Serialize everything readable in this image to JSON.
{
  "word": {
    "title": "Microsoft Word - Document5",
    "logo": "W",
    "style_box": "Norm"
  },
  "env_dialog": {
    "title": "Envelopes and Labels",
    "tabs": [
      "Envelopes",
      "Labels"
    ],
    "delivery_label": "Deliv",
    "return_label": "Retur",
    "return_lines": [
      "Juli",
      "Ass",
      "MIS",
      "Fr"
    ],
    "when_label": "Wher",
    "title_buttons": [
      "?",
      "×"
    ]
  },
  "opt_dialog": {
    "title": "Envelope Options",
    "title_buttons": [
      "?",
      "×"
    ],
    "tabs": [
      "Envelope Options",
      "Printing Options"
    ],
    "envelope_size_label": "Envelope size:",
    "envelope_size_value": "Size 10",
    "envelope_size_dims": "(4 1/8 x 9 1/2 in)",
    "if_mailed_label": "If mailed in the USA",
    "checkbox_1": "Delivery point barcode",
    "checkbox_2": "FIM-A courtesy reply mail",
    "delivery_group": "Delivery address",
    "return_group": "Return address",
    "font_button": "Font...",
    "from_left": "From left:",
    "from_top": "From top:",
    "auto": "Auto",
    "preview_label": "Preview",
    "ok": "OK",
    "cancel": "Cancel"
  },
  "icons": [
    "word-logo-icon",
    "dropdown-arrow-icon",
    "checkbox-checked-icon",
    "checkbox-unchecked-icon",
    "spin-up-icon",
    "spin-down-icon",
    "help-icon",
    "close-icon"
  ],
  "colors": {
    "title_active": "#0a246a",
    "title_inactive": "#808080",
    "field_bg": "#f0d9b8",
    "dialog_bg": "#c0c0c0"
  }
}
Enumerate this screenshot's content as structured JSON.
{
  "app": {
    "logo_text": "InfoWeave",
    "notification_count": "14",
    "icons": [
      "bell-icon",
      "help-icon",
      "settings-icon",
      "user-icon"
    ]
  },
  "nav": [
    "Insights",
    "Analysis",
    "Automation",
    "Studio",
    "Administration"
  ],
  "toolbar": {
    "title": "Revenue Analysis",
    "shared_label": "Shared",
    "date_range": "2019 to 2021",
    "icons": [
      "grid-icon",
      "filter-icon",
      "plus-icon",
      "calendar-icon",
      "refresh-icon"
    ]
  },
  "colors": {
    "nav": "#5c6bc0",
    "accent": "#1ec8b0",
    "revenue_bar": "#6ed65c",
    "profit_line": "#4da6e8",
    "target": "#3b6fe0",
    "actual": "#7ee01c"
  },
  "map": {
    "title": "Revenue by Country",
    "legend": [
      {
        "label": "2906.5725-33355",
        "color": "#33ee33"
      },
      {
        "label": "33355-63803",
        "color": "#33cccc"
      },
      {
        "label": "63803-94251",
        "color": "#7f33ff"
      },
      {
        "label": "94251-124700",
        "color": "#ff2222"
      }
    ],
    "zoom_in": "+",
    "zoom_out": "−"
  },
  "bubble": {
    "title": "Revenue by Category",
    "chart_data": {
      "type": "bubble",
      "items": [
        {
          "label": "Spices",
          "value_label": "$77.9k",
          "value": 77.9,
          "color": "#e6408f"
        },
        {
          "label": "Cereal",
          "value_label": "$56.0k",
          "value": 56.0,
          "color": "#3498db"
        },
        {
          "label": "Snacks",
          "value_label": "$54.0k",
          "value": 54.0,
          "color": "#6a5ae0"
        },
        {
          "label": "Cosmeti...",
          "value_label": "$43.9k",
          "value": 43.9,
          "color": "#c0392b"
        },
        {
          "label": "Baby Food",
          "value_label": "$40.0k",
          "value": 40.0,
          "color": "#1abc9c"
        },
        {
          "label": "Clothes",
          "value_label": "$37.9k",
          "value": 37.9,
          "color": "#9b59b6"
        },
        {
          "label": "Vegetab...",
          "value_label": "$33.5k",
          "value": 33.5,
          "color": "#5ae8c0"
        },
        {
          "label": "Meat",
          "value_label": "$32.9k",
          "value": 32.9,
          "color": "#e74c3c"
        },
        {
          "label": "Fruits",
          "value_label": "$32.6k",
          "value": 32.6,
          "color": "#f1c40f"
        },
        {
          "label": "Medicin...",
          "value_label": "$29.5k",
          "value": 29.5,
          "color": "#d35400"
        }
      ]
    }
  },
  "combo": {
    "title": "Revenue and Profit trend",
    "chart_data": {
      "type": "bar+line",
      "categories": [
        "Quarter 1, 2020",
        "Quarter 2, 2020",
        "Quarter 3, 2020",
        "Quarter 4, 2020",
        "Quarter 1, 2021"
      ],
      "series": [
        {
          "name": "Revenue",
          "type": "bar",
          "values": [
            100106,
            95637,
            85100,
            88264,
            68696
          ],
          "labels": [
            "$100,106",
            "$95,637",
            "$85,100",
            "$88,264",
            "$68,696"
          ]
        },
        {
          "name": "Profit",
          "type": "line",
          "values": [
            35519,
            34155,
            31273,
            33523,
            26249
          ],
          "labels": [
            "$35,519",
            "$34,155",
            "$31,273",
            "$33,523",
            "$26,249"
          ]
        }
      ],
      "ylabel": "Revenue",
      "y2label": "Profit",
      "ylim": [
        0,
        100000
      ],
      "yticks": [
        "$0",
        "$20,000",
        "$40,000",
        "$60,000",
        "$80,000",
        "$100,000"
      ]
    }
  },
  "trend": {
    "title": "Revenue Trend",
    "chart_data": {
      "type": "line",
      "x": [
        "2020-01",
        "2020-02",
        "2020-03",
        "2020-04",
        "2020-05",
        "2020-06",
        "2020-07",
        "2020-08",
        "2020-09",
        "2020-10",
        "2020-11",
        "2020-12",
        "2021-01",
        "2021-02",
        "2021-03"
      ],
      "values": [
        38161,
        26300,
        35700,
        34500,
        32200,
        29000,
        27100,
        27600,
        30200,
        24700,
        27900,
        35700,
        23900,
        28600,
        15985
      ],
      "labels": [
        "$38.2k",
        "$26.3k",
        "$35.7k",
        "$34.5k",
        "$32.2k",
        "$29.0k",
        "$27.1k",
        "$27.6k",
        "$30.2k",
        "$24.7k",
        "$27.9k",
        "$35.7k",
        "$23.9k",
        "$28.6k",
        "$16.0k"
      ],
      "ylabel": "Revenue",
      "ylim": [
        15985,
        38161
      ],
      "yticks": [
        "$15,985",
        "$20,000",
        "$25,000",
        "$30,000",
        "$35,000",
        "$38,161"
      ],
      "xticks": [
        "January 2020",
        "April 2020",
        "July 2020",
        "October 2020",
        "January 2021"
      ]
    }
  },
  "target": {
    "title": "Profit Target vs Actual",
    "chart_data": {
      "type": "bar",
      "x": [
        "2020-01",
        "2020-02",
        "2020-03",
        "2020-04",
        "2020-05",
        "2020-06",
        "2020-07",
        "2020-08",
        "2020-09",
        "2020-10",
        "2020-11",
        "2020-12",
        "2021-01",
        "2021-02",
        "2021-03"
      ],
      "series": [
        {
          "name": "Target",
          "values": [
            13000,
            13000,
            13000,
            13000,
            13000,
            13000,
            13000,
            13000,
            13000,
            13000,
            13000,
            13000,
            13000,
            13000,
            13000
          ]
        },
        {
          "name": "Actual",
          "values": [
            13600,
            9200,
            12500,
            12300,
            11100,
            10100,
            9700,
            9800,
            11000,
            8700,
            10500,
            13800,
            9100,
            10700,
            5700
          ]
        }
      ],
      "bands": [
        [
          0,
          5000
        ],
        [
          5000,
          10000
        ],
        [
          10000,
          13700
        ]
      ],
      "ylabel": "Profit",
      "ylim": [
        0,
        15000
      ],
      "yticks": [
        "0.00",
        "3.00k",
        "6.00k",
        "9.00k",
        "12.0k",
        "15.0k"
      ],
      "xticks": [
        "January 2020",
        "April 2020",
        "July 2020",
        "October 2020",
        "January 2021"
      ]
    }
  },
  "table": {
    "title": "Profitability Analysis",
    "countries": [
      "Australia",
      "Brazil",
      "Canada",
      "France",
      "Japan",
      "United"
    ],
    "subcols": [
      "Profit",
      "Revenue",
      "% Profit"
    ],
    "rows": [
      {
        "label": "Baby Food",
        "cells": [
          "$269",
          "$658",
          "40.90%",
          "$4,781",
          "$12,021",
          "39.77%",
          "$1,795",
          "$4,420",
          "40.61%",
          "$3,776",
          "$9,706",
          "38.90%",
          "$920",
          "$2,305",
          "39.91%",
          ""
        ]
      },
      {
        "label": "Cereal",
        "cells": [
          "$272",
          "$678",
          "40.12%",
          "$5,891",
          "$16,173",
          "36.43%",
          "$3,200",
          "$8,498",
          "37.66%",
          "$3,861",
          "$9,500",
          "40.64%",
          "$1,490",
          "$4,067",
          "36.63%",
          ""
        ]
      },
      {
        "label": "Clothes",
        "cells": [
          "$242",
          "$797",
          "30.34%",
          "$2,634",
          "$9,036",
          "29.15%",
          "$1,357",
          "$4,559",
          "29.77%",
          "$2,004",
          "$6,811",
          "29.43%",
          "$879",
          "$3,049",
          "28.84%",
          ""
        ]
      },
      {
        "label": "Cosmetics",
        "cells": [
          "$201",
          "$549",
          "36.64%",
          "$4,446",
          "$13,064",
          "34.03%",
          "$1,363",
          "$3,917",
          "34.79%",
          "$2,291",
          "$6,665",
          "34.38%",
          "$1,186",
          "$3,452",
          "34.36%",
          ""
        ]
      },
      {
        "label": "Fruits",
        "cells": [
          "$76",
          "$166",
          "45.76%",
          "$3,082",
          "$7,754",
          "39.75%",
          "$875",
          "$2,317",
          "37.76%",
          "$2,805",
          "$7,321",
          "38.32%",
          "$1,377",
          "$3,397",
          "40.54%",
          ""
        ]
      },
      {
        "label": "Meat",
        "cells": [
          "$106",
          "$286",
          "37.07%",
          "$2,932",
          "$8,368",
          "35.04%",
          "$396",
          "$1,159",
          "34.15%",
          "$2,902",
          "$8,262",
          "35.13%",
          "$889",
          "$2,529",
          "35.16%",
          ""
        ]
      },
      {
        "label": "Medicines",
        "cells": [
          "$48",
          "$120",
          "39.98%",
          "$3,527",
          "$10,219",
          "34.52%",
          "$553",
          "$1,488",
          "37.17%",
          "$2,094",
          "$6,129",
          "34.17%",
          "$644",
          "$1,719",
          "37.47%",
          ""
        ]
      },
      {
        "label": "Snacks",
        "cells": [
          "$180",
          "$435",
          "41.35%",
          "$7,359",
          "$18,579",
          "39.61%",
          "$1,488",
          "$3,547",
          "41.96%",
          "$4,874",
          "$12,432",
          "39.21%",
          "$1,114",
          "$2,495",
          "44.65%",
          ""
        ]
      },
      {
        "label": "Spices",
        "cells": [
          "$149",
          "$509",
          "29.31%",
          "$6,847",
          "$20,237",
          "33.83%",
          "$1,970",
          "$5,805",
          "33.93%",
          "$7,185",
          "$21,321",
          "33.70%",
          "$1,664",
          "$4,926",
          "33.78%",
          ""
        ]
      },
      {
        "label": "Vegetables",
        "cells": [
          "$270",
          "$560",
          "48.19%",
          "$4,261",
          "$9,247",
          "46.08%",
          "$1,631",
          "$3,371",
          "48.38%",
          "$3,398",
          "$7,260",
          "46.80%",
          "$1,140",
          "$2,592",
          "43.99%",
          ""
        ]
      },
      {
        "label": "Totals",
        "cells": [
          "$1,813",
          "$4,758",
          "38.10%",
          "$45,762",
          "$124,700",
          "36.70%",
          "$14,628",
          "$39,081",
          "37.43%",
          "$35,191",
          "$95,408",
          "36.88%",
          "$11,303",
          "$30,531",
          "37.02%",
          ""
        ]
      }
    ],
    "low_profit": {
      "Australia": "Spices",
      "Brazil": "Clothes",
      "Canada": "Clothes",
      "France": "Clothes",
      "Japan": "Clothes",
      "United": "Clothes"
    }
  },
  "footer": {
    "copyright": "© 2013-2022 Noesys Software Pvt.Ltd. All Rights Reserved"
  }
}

---------------

Short task: Gather each line of the listing that holds the string "Envelopes".

Solution below:
    "title": "Envelopes and Labels",
      "Envelopes",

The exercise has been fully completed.